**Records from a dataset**
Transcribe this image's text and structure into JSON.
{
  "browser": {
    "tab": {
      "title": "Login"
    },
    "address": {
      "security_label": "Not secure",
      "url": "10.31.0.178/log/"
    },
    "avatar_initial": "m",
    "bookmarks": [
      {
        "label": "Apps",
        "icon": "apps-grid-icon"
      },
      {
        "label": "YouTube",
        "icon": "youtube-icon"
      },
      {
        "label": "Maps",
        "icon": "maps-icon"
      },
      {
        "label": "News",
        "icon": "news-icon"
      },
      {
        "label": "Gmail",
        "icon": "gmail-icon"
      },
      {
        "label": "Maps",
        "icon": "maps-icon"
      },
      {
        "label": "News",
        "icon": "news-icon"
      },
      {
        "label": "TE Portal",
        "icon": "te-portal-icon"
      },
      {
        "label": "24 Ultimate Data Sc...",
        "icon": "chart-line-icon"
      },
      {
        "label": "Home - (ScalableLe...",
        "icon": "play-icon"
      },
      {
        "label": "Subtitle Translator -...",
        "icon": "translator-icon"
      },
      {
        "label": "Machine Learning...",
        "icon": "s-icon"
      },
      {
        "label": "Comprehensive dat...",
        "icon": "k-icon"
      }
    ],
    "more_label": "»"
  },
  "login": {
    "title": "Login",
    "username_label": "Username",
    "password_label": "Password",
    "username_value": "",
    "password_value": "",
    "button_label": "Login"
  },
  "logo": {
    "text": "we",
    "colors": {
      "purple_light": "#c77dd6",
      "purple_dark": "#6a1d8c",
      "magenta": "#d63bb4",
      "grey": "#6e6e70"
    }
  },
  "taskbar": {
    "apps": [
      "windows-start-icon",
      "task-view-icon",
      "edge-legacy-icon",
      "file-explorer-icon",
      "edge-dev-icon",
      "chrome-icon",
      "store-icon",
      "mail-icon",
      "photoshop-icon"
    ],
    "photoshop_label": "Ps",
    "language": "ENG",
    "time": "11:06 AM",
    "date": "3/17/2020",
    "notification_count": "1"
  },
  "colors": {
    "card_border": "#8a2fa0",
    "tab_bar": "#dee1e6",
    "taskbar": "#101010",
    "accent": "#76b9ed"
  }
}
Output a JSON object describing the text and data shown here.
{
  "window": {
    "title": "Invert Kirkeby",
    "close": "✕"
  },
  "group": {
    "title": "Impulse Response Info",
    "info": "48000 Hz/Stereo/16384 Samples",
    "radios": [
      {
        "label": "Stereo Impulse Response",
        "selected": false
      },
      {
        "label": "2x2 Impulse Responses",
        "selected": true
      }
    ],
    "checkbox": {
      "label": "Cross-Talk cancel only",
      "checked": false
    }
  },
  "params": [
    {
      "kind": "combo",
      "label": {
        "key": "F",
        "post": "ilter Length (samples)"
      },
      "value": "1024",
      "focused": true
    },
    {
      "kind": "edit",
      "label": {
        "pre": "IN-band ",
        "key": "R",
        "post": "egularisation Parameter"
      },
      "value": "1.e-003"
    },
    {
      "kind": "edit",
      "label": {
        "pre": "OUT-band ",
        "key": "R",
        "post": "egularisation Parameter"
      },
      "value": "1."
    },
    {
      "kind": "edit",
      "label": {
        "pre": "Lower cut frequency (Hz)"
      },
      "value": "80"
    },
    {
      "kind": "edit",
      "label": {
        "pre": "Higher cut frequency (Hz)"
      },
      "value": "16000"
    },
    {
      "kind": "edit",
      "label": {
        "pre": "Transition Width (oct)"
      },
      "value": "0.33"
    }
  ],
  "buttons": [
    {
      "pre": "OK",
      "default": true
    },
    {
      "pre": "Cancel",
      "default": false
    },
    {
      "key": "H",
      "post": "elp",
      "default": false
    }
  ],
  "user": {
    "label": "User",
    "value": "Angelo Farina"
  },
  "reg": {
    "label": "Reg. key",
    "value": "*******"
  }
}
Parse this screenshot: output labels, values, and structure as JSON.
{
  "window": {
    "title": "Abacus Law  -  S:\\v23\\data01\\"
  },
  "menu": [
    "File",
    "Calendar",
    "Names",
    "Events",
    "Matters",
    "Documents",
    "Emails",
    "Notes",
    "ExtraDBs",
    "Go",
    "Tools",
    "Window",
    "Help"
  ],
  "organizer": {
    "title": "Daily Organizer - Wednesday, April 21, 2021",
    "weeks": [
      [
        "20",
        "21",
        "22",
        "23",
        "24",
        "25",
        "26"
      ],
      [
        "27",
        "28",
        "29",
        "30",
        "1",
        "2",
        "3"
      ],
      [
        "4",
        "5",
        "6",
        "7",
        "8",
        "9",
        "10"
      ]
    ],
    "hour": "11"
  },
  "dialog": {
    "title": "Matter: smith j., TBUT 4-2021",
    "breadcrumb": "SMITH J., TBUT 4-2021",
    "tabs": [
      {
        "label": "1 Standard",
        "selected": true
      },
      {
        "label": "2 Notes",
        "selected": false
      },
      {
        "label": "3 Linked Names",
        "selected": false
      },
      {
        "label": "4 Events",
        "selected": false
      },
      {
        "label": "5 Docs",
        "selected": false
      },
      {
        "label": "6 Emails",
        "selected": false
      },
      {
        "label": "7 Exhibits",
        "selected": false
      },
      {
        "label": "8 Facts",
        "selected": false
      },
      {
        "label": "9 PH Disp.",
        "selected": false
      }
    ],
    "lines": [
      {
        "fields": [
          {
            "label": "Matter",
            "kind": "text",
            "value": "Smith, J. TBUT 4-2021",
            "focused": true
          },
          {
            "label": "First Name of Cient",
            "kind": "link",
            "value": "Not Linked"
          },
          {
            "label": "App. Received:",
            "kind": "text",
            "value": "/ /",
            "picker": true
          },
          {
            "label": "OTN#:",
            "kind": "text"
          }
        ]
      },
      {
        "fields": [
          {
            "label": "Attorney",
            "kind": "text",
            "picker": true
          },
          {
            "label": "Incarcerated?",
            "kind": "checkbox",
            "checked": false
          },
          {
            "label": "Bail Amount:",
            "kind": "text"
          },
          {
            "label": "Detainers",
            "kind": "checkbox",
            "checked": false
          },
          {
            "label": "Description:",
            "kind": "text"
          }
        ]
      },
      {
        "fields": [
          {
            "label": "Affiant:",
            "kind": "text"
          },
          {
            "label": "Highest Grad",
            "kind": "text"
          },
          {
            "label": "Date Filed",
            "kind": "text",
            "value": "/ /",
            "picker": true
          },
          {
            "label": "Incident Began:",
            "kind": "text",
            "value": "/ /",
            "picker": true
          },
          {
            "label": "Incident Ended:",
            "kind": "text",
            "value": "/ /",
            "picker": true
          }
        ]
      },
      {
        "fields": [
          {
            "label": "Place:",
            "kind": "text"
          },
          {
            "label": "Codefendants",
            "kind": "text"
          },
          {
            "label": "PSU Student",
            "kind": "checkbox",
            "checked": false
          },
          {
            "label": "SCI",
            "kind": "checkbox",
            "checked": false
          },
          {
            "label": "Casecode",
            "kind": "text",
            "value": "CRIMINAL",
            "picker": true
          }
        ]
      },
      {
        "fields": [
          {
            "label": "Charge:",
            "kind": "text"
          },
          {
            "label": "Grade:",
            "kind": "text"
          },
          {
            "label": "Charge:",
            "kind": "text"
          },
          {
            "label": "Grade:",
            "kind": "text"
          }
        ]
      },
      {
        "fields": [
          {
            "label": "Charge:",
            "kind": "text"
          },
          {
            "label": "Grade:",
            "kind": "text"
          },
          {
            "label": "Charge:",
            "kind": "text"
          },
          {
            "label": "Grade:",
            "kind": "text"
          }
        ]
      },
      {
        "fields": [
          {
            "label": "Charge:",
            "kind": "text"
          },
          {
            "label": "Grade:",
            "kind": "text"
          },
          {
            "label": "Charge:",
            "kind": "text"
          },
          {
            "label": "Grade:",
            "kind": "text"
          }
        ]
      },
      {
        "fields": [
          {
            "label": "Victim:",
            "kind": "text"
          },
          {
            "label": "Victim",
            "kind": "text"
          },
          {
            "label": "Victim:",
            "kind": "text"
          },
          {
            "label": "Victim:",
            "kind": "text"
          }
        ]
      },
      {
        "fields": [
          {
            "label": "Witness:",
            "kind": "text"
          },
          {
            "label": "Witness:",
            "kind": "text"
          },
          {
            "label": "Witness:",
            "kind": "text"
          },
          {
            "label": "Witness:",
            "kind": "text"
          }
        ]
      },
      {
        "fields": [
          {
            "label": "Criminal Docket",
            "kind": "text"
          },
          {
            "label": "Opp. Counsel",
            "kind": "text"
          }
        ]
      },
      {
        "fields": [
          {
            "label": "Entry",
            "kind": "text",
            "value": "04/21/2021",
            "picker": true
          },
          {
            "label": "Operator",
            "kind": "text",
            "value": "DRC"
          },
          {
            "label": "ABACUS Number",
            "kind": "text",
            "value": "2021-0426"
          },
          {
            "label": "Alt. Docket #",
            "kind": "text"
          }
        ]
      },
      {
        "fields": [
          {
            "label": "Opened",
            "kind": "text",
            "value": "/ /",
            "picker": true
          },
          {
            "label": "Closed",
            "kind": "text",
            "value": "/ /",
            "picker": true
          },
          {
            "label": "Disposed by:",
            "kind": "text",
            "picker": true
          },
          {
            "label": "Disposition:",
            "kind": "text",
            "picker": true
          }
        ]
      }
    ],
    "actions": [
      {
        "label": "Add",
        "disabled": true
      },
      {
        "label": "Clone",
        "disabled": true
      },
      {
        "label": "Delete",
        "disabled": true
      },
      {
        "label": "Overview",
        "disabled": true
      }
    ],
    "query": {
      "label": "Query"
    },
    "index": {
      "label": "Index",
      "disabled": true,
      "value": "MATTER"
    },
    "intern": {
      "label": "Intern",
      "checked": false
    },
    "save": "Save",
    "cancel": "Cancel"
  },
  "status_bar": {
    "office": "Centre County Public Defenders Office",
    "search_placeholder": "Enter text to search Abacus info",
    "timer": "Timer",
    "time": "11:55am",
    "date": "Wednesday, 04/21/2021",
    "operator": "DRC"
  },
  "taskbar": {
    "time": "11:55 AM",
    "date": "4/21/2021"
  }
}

**Written exercise**
Every line of the records that includes the word "frequency" should be gathered.

**Task response**
        "pre": "Lower cut frequency (Hz)"
        "pre": "Higher cut frequency (Hz)"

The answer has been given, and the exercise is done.